— START Data entries —
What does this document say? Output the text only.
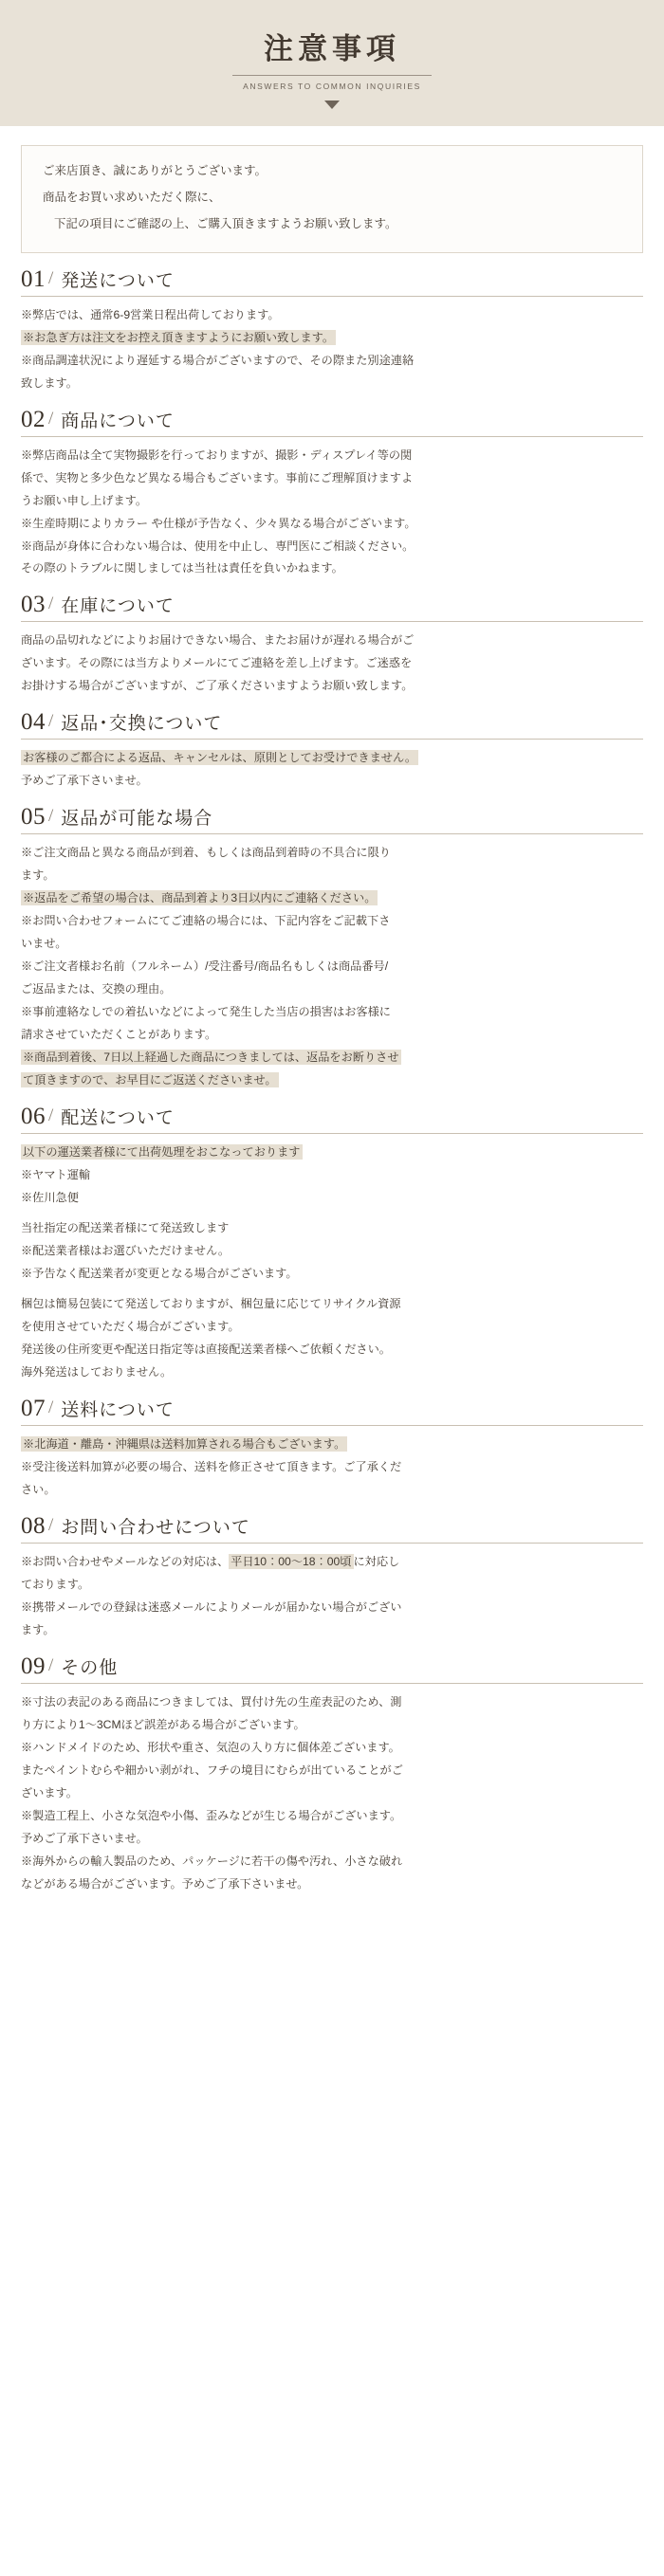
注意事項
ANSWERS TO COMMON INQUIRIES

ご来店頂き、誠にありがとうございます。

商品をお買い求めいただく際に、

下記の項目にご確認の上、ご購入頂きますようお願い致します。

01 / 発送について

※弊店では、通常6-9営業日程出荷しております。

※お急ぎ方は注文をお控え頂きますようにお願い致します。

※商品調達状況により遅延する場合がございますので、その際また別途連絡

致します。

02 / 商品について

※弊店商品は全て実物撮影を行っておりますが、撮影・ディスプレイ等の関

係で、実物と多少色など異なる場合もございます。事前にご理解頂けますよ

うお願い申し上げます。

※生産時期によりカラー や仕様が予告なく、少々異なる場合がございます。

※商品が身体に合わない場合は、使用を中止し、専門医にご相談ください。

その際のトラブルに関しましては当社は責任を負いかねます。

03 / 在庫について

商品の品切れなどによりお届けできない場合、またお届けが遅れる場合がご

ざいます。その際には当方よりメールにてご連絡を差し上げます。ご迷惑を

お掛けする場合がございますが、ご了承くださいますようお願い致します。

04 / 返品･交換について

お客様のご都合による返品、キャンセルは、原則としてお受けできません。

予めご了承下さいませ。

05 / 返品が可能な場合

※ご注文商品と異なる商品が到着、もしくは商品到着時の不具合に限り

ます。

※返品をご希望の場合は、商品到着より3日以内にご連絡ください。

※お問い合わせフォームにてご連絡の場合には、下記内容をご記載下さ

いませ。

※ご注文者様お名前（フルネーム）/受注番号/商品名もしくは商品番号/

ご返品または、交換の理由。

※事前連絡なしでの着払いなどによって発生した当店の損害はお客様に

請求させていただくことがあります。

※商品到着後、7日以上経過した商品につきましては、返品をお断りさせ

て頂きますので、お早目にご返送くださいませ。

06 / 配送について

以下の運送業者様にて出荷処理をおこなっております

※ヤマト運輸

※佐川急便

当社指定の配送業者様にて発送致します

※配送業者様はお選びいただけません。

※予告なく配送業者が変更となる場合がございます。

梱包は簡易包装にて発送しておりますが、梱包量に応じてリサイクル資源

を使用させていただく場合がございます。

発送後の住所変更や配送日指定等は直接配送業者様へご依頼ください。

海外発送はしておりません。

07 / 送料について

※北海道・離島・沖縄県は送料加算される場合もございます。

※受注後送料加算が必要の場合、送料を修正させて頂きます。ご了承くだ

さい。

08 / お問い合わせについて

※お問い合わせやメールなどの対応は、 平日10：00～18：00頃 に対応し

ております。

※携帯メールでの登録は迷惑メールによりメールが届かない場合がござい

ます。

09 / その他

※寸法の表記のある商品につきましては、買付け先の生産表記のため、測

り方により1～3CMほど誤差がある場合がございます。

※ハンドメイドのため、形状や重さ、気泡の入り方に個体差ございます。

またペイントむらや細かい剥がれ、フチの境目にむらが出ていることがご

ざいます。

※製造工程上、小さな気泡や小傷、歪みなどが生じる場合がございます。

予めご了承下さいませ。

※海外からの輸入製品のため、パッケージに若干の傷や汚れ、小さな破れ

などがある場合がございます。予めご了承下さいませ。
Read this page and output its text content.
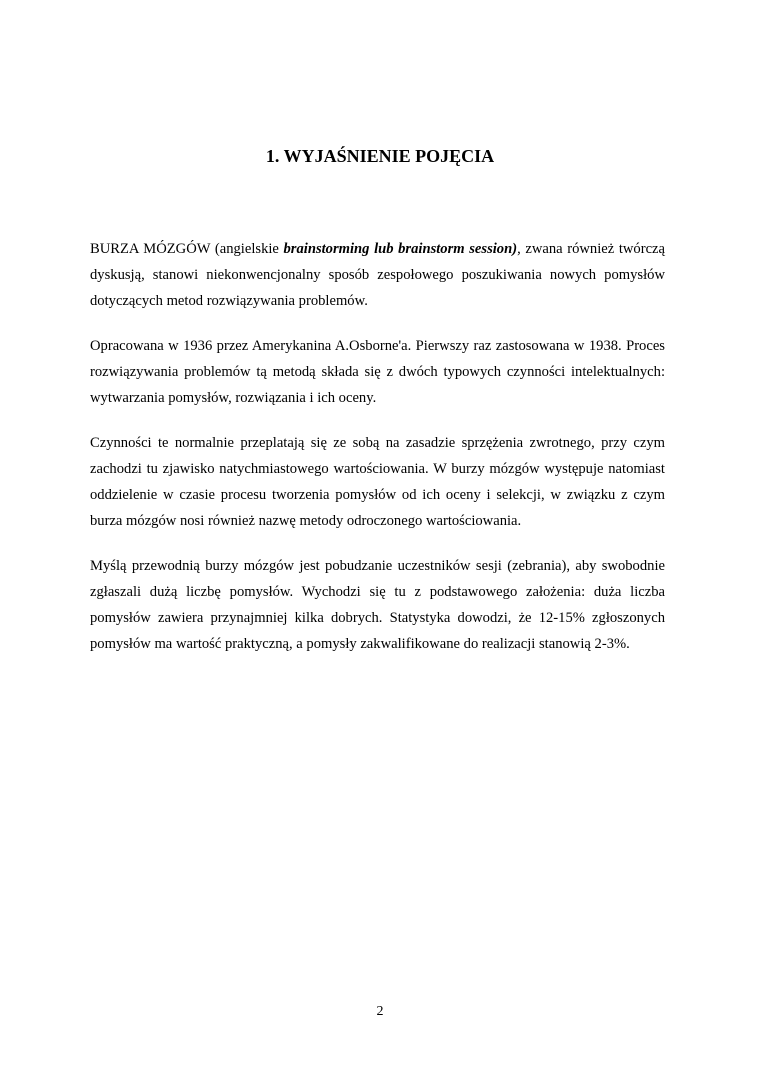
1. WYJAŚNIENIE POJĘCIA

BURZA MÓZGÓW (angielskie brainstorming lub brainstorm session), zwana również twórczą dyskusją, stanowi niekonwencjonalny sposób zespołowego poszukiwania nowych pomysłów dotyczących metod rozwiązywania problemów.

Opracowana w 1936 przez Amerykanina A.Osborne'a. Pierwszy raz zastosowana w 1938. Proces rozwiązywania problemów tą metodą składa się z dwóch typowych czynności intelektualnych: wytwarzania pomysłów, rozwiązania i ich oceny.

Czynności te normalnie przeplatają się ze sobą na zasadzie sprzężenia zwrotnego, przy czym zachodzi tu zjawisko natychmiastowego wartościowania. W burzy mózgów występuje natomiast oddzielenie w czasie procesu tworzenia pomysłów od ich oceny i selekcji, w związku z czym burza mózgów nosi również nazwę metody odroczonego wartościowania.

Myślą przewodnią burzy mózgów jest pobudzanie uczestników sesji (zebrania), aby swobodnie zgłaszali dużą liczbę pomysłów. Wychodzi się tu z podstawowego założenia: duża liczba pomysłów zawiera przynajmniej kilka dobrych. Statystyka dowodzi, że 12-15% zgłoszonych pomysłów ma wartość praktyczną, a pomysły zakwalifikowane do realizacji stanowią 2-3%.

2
— END Data entries —
— START Data entries —
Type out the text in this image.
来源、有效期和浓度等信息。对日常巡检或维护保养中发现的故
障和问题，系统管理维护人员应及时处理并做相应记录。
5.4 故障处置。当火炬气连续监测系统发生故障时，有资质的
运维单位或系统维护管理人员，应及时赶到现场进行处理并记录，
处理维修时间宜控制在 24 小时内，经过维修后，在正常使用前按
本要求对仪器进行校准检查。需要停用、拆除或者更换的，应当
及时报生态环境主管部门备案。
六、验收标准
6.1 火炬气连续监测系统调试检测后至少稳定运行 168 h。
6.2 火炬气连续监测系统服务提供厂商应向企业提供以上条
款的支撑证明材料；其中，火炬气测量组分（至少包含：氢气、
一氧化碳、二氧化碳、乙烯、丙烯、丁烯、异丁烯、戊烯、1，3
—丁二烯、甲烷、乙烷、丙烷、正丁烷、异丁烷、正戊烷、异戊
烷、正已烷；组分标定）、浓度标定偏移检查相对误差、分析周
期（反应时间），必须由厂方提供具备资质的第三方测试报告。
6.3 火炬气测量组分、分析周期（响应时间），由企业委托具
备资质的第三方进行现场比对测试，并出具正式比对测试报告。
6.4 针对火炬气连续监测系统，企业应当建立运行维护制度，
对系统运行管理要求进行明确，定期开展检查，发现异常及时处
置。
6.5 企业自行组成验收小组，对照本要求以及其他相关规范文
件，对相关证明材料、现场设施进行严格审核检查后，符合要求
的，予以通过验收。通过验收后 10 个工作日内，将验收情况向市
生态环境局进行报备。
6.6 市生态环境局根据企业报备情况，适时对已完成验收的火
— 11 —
— END Data entries —
| Instructions for the task |
Filter out all lines lacking the word "pomysłów" and copy the rest.

| Exercise result |
BURZA MÓZGÓW (angielskie brainstorming lub brainstorm session), zwana również twórczą dyskusją, stanowi niekonwencjonalny sposób zespołowego poszukiwania nowych pomysłów dotyczących metod rozwiązywania problemów.
Opracowana w 1936 przez Amerykanina A.Osborne'a. Pierwszy raz zastosowana w 1938. Proces rozwiązywania problemów tą metodą składa się z dwóch typowych czynności intelektualnych: wytwarzania pomysłów, rozwiązania i ich oceny.
Czynności te normalnie przeplatają się ze sobą na zasadzie sprzężenia zwrotnego, przy czym zachodzi tu zjawisko natychmiastowego wartościowania. W burzy mózgów występuje natomiast oddzielenie w czasie procesu tworzenia pomysłów od ich oceny i selekcji, w związku z czym burza mózgów nosi również nazwę metody odroczonego wartościowania.
Myślą przewodnią burzy mózgów jest pobudzanie uczestników sesji (zebrania), aby swobodnie zgłaszali dużą liczbę pomysłów. Wychodzi się tu z podstawowego założenia: duża liczba pomysłów zawiera przynajmniej kilka dobrych. Statystyka dowodzi, że 12-15% zgłoszonych pomysłów ma wartość praktyczną, a pomysły zakwalifikowane do realizacji stanowią 2-3%.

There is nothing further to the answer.